* [Stored items]

-- begin --

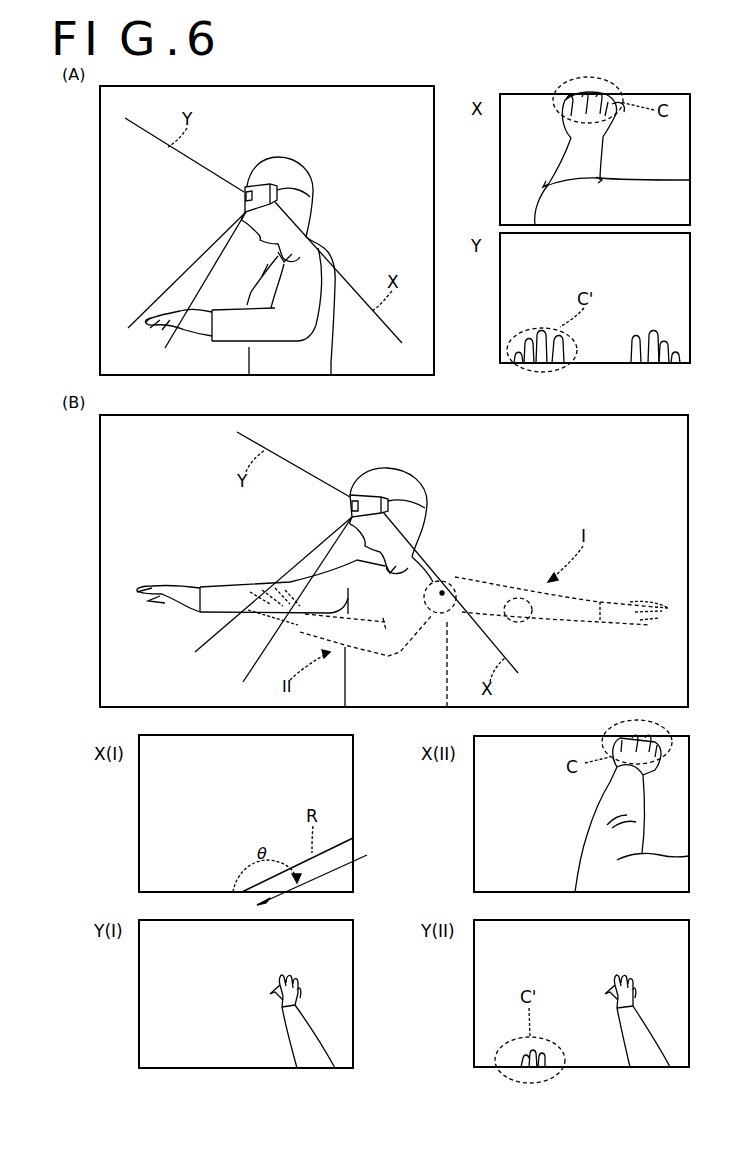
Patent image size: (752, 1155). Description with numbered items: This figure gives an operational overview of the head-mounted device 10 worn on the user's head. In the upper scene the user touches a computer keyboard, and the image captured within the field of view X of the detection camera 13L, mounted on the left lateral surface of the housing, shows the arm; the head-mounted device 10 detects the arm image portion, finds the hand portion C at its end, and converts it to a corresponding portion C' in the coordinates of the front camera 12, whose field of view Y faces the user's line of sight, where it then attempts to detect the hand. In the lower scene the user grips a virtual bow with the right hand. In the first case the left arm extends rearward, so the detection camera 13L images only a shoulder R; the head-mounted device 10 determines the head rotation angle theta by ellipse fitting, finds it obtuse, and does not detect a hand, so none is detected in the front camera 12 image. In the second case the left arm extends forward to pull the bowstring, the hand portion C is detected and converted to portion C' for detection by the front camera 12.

The head-mounted device 10 is at (244, 188).
The front camera 12 is at (228, 204).
The detection camera 13L is at (288, 192).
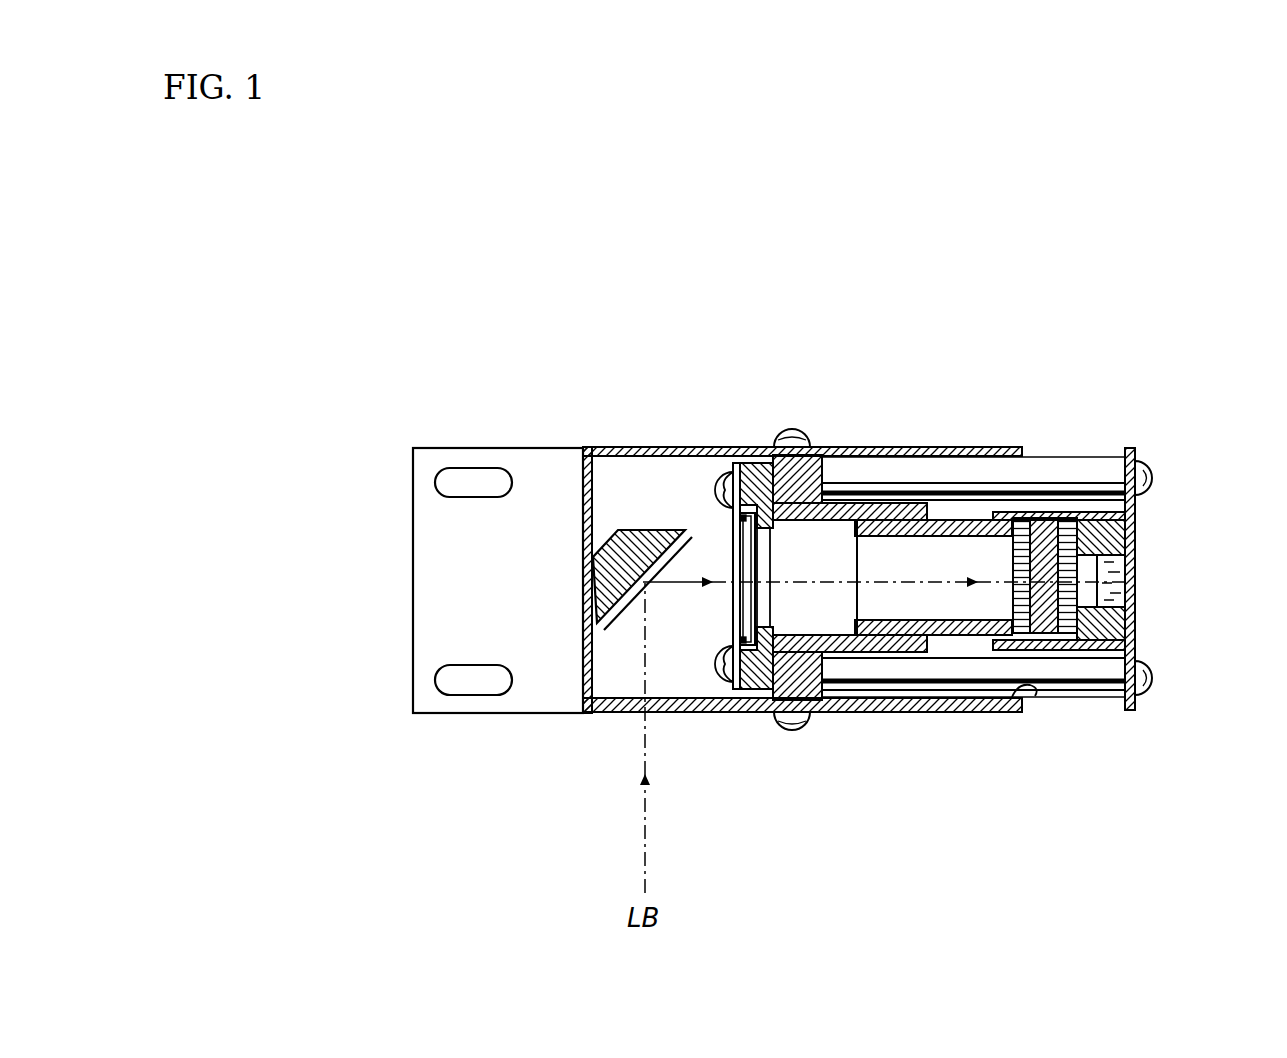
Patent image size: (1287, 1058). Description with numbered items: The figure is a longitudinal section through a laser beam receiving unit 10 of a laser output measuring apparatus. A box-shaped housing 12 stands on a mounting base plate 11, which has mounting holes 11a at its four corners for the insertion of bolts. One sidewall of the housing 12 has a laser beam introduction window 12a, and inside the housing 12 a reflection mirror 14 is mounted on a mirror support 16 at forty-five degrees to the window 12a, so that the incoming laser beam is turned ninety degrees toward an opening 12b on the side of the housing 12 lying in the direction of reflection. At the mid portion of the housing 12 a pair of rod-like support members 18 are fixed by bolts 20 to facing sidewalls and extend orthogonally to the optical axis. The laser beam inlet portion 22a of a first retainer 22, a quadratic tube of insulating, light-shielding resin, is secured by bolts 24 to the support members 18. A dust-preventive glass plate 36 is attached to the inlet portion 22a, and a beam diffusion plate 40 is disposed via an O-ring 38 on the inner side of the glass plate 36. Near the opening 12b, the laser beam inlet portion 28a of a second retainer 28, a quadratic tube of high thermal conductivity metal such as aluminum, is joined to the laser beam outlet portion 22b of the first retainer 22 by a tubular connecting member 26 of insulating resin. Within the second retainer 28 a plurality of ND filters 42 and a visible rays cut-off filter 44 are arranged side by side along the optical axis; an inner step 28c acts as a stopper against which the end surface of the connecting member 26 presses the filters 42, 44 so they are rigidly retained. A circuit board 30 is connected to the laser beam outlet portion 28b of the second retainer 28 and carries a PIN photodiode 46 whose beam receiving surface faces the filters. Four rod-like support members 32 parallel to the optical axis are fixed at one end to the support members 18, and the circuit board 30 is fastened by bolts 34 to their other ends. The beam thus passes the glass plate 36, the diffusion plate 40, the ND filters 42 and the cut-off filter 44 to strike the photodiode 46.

The laser beam receiving unit 10 is at (448, 430).
The mounting base plate 11 is at (508, 448).
The mounting holes 11a is at (460, 690).
The housing 12 is at (583, 540).
The laser beam introduction window 12a is at (620, 712).
The opening 12b is at (1033, 695).
The reflection mirror 14 is at (582, 703).
The mirror support 16 is at (598, 583).
The rod-like support members 18 is at (790, 455).
The bolts 20 is at (800, 430).
The first retainer 22 is at (863, 490).
The laser beam inlet portion 22a is at (760, 463).
The laser beam outlet portion 22b is at (930, 497).
The bolts 24 is at (755, 462).
The connecting member 26 is at (950, 645).
The second retainer 28 is at (1088, 640).
The laser beam inlet portion 28a is at (993, 512).
The laser beam outlet portion 28b is at (1125, 600).
The step 28c is at (1060, 640).
The circuit board 30 is at (1137, 528).
The rod-like support members 32 is at (1100, 467).
The bolts 34 is at (1153, 462).
The dust-preventive glass plate 36 is at (733, 530).
The O-ring 38 is at (733, 510).
The beam diffusion plate 40 is at (733, 603).
The ND filters 42 is at (1037, 518).
The visible rays cut-off filter 44 is at (1060, 518).
The PIN photodiode 46 is at (1113, 582).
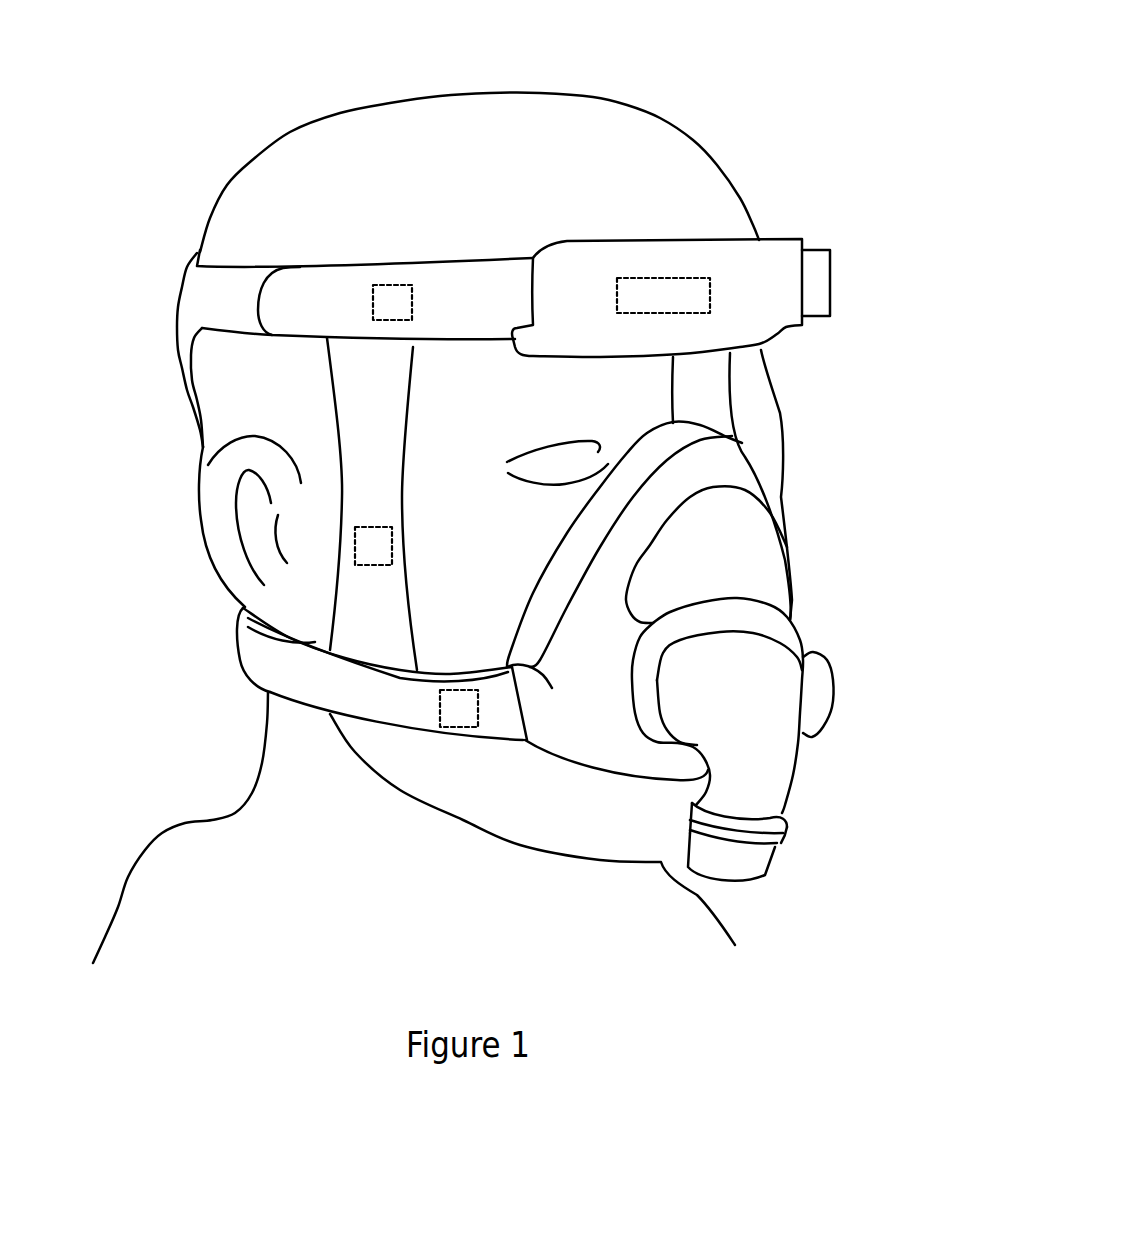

-- end --

* [Your objective] Please copy every entry above word for word, leaving the pictures out.

* [Reply]
Patent image size: (752, 1155). Description with numbered items: This figure gives an operational overview of the head-mounted device 10 worn on the user's head. In the upper scene the user touches a computer keyboard, and the image captured within the field of view X of the detection camera 13L, mounted on the left lateral surface of the housing, shows the arm; the head-mounted device 10 detects the arm image portion, finds the hand portion C at its end, and converts it to a corresponding portion C' in the coordinates of the front camera 12, whose field of view Y faces the user's line of sight, where it then attempts to detect the hand. In the lower scene the user grips a virtual bow with the right hand. In the first case the left arm extends rearward, so the detection camera 13L images only a shoulder R; the head-mounted device 10 determines the head rotation angle theta by ellipse fitting, finds it obtuse, and does not detect a hand, so none is detected in the front camera 12 image. In the second case the left arm extends forward to pull the bowstring, the hand portion C is detected and converted to portion C' for detection by the front camera 12.

The head-mounted device 10 is at (244, 188).
The front camera 12 is at (228, 204).
The detection camera 13L is at (288, 192).
Patent image size: (1287, 1058). Description with numbered items: The figure is a longitudinal section through a laser beam receiving unit 10 of a laser output measuring apparatus. A box-shaped housing 12 stands on a mounting base plate 11, which has mounting holes 11a at its four corners for the insertion of bolts. One sidewall of the housing 12 has a laser beam introduction window 12a, and inside the housing 12 a reflection mirror 14 is mounted on a mirror support 16 at forty-five degrees to the window 12a, so that the incoming laser beam is turned ninety degrees toward an opening 12b on the side of the housing 12 lying in the direction of reflection. At the mid portion of the housing 12 a pair of rod-like support members 18 are fixed by bolts 20 to facing sidewalls and extend orthogonally to the optical axis. The laser beam inlet portion 22a of a first retainer 22, a quadratic tube of insulating, light-shielding resin, is secured by bolts 24 to the support members 18. A dust-preventive glass plate 36 is attached to the inlet portion 22a, and a beam diffusion plate 40 is disposed via an O-ring 38 on the inner side of the glass plate 36. Near the opening 12b, the laser beam inlet portion 28a of a second retainer 28, a quadratic tube of high thermal conductivity metal such as aluminum, is joined to the laser beam outlet portion 22b of the first retainer 22 by a tubular connecting member 26 of insulating resin. Within the second retainer 28 a plurality of ND filters 42 and a visible rays cut-off filter 44 are arranged side by side along the optical axis; an inner step 28c acts as a stopper against which the end surface of the connecting member 26 presses the filters 42, 44 so they are rigidly retained. A circuit board 30 is connected to the laser beam outlet portion 28b of the second retainer 28 and carries a PIN photodiode 46 whose beam receiving surface faces the filters. Four rod-like support members 32 parallel to the optical axis are fixed at one end to the support members 18, and the circuit board 30 is fastened by bolts 34 to their other ends. The beam thus passes the glass plate 36, the diffusion plate 40, the ND filters 42 and the cut-off filter 44 to strike the photodiode 46.

The laser beam receiving unit 10 is at (448, 430).
The mounting base plate 11 is at (508, 448).
The mounting holes 11a is at (460, 690).
The housing 12 is at (583, 540).
The laser beam introduction window 12a is at (620, 712).
The opening 12b is at (1033, 695).
The reflection mirror 14 is at (582, 703).
The mirror support 16 is at (598, 583).
The rod-like support members 18 is at (790, 455).
The bolts 20 is at (800, 430).
The first retainer 22 is at (863, 490).
The laser beam inlet portion 22a is at (760, 463).
The laser beam outlet portion 22b is at (930, 497).
The bolts 24 is at (755, 462).
The connecting member 26 is at (950, 645).
The second retainer 28 is at (1088, 640).
The laser beam inlet portion 28a is at (993, 512).
The laser beam outlet portion 28b is at (1125, 600).
The step 28c is at (1060, 640).
The circuit board 30 is at (1137, 528).
The rod-like support members 32 is at (1100, 467).
The bolts 34 is at (1153, 462).
The dust-preventive glass plate 36 is at (733, 530).
The O-ring 38 is at (733, 510).
The beam diffusion plate 40 is at (733, 603).
The ND filters 42 is at (1037, 518).
The visible rays cut-off filter 44 is at (1060, 518).
The PIN photodiode 46 is at (1113, 582).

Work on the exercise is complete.